● **What you have to do**
Below are the records; locate each line with the word "screenshot" and copy it.

● **Supplied records**
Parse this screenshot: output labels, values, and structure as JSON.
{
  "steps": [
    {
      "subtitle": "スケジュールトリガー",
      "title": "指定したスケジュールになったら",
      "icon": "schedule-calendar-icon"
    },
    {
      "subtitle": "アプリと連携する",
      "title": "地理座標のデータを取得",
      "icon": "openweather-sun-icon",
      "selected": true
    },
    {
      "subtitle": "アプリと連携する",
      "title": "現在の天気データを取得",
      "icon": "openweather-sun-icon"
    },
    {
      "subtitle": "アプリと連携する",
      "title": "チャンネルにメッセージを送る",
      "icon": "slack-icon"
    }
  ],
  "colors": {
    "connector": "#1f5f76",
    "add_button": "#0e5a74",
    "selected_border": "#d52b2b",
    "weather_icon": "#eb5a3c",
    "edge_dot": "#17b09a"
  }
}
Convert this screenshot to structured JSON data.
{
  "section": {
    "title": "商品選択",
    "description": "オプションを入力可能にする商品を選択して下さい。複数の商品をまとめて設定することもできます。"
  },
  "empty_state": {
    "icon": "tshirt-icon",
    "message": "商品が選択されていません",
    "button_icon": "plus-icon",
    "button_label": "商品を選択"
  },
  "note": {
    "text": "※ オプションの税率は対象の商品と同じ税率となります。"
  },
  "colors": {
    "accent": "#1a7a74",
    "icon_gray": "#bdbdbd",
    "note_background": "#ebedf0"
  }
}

● **Solution below**
Parse this screenshot: output labels, values, and structure as JSON.
Convert this screenshot to structured JSON data.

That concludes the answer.